►

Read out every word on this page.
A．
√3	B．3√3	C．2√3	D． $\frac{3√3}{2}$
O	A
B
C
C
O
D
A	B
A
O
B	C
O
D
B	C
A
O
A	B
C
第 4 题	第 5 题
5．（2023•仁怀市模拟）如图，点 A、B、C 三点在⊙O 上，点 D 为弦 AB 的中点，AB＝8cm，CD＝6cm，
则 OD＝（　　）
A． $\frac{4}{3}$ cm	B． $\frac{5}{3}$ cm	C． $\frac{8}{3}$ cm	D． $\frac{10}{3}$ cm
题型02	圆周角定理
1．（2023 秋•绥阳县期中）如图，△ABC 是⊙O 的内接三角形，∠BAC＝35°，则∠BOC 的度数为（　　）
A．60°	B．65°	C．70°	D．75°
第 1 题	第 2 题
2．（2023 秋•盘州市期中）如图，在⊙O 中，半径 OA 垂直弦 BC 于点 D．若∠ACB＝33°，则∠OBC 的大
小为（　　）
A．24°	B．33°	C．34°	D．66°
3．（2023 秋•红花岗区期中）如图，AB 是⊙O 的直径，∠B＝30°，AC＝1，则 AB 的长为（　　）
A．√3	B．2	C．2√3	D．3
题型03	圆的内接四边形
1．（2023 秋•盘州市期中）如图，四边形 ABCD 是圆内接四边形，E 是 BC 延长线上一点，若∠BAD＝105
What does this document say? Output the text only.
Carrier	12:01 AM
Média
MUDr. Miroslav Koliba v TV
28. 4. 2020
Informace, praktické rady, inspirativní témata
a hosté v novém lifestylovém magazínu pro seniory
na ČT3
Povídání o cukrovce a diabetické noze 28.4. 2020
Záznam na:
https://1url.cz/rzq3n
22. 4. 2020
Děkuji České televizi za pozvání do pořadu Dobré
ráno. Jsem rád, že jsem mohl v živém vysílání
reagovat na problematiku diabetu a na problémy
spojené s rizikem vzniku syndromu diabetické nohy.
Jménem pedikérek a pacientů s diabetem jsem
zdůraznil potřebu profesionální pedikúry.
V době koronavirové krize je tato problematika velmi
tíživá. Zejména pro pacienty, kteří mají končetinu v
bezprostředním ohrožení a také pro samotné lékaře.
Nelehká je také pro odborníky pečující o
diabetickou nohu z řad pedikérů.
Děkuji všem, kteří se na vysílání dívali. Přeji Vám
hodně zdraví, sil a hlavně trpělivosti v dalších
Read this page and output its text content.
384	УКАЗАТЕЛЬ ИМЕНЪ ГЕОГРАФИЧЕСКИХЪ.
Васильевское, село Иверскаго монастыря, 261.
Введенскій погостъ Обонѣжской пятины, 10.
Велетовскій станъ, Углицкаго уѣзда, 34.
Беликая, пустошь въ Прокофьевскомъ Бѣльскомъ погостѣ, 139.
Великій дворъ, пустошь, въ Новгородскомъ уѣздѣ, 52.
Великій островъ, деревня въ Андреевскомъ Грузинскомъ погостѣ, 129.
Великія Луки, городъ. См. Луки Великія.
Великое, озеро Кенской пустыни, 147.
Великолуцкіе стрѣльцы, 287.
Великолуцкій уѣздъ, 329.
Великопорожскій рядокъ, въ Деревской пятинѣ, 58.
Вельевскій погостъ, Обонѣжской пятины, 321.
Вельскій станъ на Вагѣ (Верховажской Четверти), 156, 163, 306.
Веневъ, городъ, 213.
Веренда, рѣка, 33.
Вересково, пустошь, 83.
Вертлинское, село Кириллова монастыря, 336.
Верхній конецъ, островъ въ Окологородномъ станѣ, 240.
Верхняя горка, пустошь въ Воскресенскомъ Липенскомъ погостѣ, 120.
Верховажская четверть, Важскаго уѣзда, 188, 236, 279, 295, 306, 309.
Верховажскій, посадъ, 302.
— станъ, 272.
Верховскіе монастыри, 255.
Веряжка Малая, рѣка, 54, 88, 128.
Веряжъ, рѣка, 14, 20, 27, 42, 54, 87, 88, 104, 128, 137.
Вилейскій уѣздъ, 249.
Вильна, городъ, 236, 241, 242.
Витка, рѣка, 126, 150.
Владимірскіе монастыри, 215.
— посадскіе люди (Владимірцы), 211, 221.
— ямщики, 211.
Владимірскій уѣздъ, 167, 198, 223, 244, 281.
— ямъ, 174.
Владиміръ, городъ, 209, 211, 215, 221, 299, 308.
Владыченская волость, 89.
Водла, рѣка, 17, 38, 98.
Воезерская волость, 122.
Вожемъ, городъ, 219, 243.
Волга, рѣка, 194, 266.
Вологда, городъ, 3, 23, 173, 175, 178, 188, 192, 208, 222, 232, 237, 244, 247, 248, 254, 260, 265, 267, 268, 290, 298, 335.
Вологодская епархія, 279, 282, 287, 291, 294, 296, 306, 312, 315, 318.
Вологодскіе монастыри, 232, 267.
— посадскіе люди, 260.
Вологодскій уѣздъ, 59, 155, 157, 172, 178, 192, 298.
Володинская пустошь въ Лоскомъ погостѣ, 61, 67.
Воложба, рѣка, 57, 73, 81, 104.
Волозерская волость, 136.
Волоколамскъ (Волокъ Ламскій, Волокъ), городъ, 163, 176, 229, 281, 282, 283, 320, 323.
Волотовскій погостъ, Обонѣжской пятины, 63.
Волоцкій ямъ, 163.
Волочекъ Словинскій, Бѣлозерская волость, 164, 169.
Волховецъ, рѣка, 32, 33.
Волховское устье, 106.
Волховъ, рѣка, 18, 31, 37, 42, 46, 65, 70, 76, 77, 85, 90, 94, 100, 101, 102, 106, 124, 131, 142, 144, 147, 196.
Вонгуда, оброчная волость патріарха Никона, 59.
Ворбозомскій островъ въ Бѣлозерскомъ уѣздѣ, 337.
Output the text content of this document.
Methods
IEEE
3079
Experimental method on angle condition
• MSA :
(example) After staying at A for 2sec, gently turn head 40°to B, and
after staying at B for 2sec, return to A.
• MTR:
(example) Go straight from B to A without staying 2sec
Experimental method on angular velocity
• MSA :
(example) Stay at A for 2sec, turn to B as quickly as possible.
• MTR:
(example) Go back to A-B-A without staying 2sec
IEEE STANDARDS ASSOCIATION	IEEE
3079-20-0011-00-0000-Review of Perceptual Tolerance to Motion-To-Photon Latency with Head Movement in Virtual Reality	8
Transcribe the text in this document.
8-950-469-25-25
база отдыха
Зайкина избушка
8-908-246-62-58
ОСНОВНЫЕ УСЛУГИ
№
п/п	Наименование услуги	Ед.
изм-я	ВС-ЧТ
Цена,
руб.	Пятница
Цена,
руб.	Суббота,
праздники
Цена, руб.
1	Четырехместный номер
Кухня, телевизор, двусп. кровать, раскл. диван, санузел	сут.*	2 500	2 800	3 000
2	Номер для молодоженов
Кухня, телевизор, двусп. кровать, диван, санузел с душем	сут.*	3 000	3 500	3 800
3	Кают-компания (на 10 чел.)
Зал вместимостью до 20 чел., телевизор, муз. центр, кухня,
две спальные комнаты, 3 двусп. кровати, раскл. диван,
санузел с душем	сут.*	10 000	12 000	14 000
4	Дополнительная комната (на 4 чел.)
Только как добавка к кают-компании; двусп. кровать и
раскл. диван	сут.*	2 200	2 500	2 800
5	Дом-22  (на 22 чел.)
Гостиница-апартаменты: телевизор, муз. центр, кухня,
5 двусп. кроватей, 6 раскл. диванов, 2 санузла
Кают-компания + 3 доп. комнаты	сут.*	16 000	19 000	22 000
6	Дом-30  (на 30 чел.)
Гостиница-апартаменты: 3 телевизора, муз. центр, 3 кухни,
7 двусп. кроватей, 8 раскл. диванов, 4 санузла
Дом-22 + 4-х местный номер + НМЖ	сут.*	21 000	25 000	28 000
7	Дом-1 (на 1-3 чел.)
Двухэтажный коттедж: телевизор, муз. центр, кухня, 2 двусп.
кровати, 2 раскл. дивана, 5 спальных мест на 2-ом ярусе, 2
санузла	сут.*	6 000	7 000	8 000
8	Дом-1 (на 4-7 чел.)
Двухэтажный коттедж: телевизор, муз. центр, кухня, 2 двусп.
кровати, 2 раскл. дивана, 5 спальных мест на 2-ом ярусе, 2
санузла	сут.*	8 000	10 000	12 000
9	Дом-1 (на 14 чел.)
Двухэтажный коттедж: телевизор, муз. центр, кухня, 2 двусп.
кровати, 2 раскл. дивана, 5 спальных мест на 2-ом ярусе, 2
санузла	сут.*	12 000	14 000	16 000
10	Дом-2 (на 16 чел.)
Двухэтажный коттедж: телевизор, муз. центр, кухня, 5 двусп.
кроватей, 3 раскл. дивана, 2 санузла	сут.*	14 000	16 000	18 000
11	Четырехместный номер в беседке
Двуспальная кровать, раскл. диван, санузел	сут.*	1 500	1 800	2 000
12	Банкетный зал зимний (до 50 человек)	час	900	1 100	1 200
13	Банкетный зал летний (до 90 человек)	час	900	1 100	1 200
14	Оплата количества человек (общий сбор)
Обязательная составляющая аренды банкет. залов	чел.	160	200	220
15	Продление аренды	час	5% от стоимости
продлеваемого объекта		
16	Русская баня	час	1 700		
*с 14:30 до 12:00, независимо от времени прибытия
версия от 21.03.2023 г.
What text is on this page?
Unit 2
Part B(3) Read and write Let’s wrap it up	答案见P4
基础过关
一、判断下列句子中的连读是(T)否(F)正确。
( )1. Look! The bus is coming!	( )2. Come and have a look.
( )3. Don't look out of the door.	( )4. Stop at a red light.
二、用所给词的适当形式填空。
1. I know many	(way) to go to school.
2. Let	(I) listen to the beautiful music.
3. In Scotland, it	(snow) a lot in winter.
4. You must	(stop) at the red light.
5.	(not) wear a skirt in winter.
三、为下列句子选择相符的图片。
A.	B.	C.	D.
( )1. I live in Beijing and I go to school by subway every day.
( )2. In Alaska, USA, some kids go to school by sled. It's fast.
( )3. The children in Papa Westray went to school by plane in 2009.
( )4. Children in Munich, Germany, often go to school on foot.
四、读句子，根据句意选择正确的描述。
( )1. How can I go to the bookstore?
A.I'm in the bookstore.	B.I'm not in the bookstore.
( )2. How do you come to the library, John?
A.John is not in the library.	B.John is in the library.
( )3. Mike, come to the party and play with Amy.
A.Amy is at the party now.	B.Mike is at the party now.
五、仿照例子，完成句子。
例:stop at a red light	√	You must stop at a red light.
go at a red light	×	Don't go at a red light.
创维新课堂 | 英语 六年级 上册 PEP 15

◄

» Problem description:
Work out how many lines of the data above hold the word "люди", and write only the count.

» Response below:
2